*** Dataset content
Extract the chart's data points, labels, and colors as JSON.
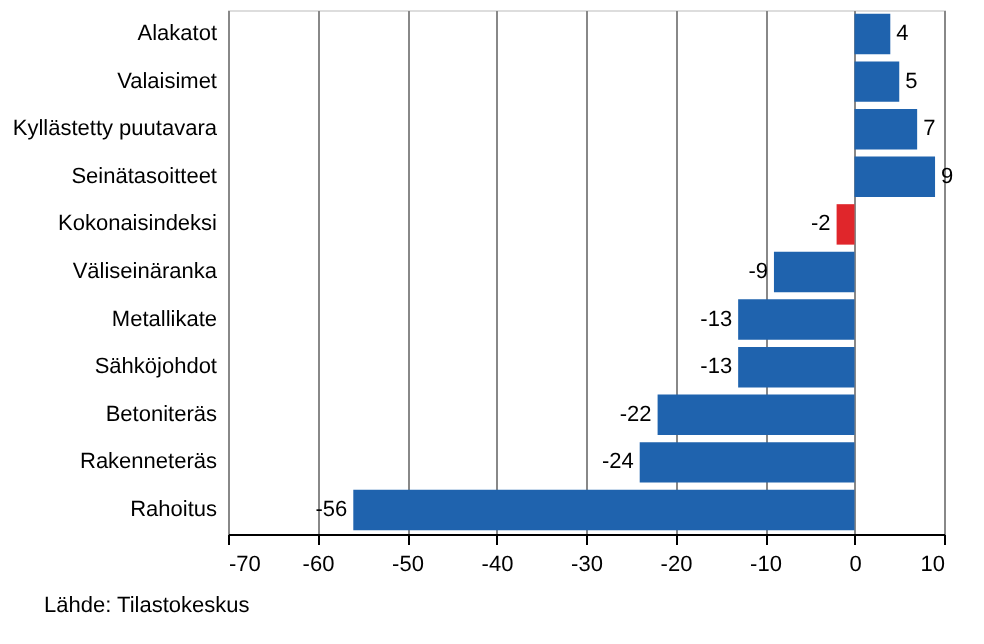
{
  "chart_data": {
    "type": "bar",
    "orientation": "horizontal",
    "categories": [
      "Alakatot",
      "Valaisimet",
      "Kyllästetty puutavara",
      "Seinätasoitteet",
      "Kokonaisindeksi",
      "Väliseinäranka",
      "Metallikate",
      "Sähköjohdot",
      "Betoniteräs",
      "Rakenneteräs",
      "Rahoitus"
    ],
    "values": [
      4,
      5,
      7,
      9,
      -2,
      -9,
      -13,
      -13,
      -22,
      -24,
      -56
    ],
    "colors": [
      "#1f63ae",
      "#1f63ae",
      "#1f63ae",
      "#1f63ae",
      "#e0262b",
      "#1f63ae",
      "#1f63ae",
      "#1f63ae",
      "#1f63ae",
      "#1f63ae",
      "#1f63ae"
    ],
    "xlim": [
      -70,
      10
    ],
    "xticks": [
      -70,
      -60,
      -50,
      -40,
      -30,
      -20,
      -10,
      0,
      10
    ],
    "grid": "x",
    "data_labels": true,
    "annotations": [
      "Lähde: Tilastokeskus"
    ]
  }
}
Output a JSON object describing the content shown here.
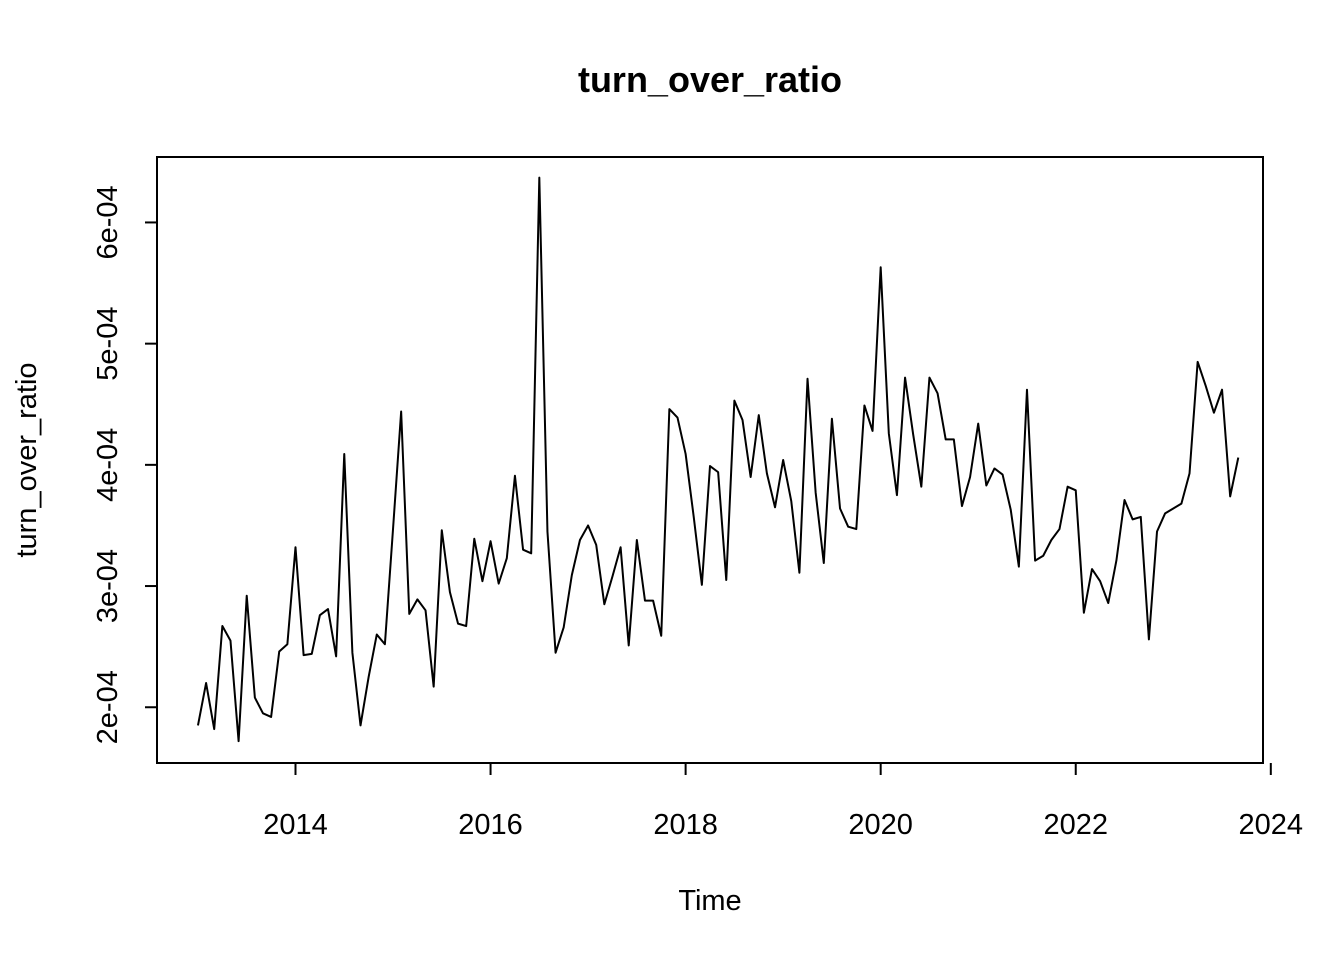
{
  "chart_data": {
    "type": "line",
    "title": "turn_over_ratio",
    "xlabel": "Time",
    "ylabel": "turn_over_ratio",
    "x_ticks": [
      2014,
      2016,
      2018,
      2020,
      2022,
      2024
    ],
    "x_tick_labels": [
      "2014",
      "2016",
      "2018",
      "2020",
      "2022",
      "2024"
    ],
    "y_ticks": [
      0.0002,
      0.0003,
      0.0004,
      0.0005,
      0.0006
    ],
    "y_tick_labels": [
      "2e-04",
      "3e-04",
      "4e-04",
      "5e-04",
      "6e-04"
    ],
    "xlim": [
      2012.58,
      2023.92
    ],
    "ylim": [
      0.000154,
      0.000654
    ],
    "grid": false,
    "series": [
      {
        "start": 2013.0,
        "frequency": 12,
        "values": [
          0.000185,
          0.00022,
          0.000182,
          0.000267,
          0.000255,
          0.000172,
          0.000292,
          0.000208,
          0.000195,
          0.000192,
          0.000246,
          0.000252,
          0.000332,
          0.000243,
          0.000244,
          0.000276,
          0.000281,
          0.000242,
          0.000409,
          0.000245,
          0.000185,
          0.000225,
          0.00026,
          0.000252,
          0.000347,
          0.000444,
          0.000277,
          0.000289,
          0.00028,
          0.000217,
          0.000346,
          0.000295,
          0.000269,
          0.000267,
          0.000339,
          0.000304,
          0.000337,
          0.000302,
          0.000323,
          0.000391,
          0.00033,
          0.000327,
          0.000637,
          0.000345,
          0.000245,
          0.000266,
          0.000309,
          0.000338,
          0.00035,
          0.000334,
          0.000285,
          0.000308,
          0.000332,
          0.000251,
          0.000338,
          0.000288,
          0.000288,
          0.000259,
          0.000446,
          0.000439,
          0.000409,
          0.000357,
          0.000301,
          0.000399,
          0.000394,
          0.000305,
          0.000453,
          0.000437,
          0.00039,
          0.000441,
          0.000393,
          0.000365,
          0.000404,
          0.00037,
          0.000311,
          0.000471,
          0.000377,
          0.000319,
          0.000438,
          0.000364,
          0.000349,
          0.000347,
          0.000449,
          0.000428,
          0.000563,
          0.000426,
          0.000375,
          0.000472,
          0.000425,
          0.000382,
          0.000472,
          0.000459,
          0.000421,
          0.000421,
          0.000366,
          0.00039,
          0.000434,
          0.000383,
          0.000397,
          0.000392,
          0.000363,
          0.000316,
          0.000462,
          0.000321,
          0.000325,
          0.000338,
          0.000347,
          0.000382,
          0.000379,
          0.000278,
          0.000314,
          0.000304,
          0.000286,
          0.000321,
          0.000371,
          0.000355,
          0.000357,
          0.000256,
          0.000345,
          0.00036,
          0.000364,
          0.000368,
          0.000393,
          0.000485,
          0.000465,
          0.000443,
          0.000462,
          0.000374,
          0.000406
        ]
      }
    ]
  }
}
******
- **The request**
The data above should be repeated exactly, minus any pictures.

- **Output**
Extract the chart's data points, labels, and colors as JSON.
{
  "chart_data": {
    "type": "bar",
    "orientation": "horizontal",
    "categories": [
      "Alakatot",
      "Valaisimet",
      "Kyllästetty puutavara",
      "Seinätasoitteet",
      "Kokonaisindeksi",
      "Väliseinäranka",
      "Metallikate",
      "Sähköjohdot",
      "Betoniteräs",
      "Rakenneteräs",
      "Rahoitus"
    ],
    "values": [
      4,
      5,
      7,
      9,
      -2,
      -9,
      -13,
      -13,
      -22,
      -24,
      -56
    ],
    "colors": [
      "#1f63ae",
      "#1f63ae",
      "#1f63ae",
      "#1f63ae",
      "#e0262b",
      "#1f63ae",
      "#1f63ae",
      "#1f63ae",
      "#1f63ae",
      "#1f63ae",
      "#1f63ae"
    ],
    "xlim": [
      -70,
      10
    ],
    "xticks": [
      -70,
      -60,
      -50,
      -40,
      -30,
      -20,
      -10,
      0,
      10
    ],
    "grid": "x",
    "data_labels": true,
    "annotations": [
      "Lähde: Tilastokeskus"
    ]
  }
}
Output a JSON object describing the content shown here.
{
  "chart_data": {
    "type": "line",
    "title": "turn_over_ratio",
    "xlabel": "Time",
    "ylabel": "turn_over_ratio",
    "x_ticks": [
      2014,
      2016,
      2018,
      2020,
      2022,
      2024
    ],
    "x_tick_labels": [
      "2014",
      "2016",
      "2018",
      "2020",
      "2022",
      "2024"
    ],
    "y_ticks": [
      0.0002,
      0.0003,
      0.0004,
      0.0005,
      0.0006
    ],
    "y_tick_labels": [
      "2e-04",
      "3e-04",
      "4e-04",
      "5e-04",
      "6e-04"
    ],
    "xlim": [
      2012.58,
      2023.92
    ],
    "ylim": [
      0.000154,
      0.000654
    ],
    "grid": false,
    "series": [
      {
        "start": 2013.0,
        "frequency": 12,
        "values": [
          0.000185,
          0.00022,
          0.000182,
          0.000267,
          0.000255,
          0.000172,
          0.000292,
          0.000208,
          0.000195,
          0.000192,
          0.000246,
          0.000252,
          0.000332,
          0.000243,
          0.000244,
          0.000276,
          0.000281,
          0.000242,
          0.000409,
          0.000245,
          0.000185,
          0.000225,
          0.00026,
          0.000252,
          0.000347,
          0.000444,
          0.000277,
          0.000289,
          0.00028,
          0.000217,
          0.000346,
          0.000295,
          0.000269,
          0.000267,
          0.000339,
          0.000304,
          0.000337,
          0.000302,
          0.000323,
          0.000391,
          0.00033,
          0.000327,
          0.000637,
          0.000345,
          0.000245,
          0.000266,
          0.000309,
          0.000338,
          0.00035,
          0.000334,
          0.000285,
          0.000308,
          0.000332,
          0.000251,
          0.000338,
          0.000288,
          0.000288,
          0.000259,
          0.000446,
          0.000439,
          0.000409,
          0.000357,
          0.000301,
          0.000399,
          0.000394,
          0.000305,
          0.000453,
          0.000437,
          0.00039,
          0.000441,
          0.000393,
          0.000365,
          0.000404,
          0.00037,
          0.000311,
          0.000471,
          0.000377,
          0.000319,
          0.000438,
          0.000364,
          0.000349,
          0.000347,
          0.000449,
          0.000428,
          0.000563,
          0.000426,
          0.000375,
          0.000472,
          0.000425,
          0.000382,
          0.000472,
          0.000459,
          0.000421,
          0.000421,
          0.000366,
          0.00039,
          0.000434,
          0.000383,
          0.000397,
          0.000392,
          0.000363,
          0.000316,
          0.000462,
          0.000321,
          0.000325,
          0.000338,
          0.000347,
          0.000382,
          0.000379,
          0.000278,
          0.000314,
          0.000304,
          0.000286,
          0.000321,
          0.000371,
          0.000355,
          0.000357,
          0.000256,
          0.000345,
          0.00036,
          0.000364,
          0.000368,
          0.000393,
          0.000485,
          0.000465,
          0.000443,
          0.000462,
          0.000374,
          0.000406
        ]
      }
    ]
  }
}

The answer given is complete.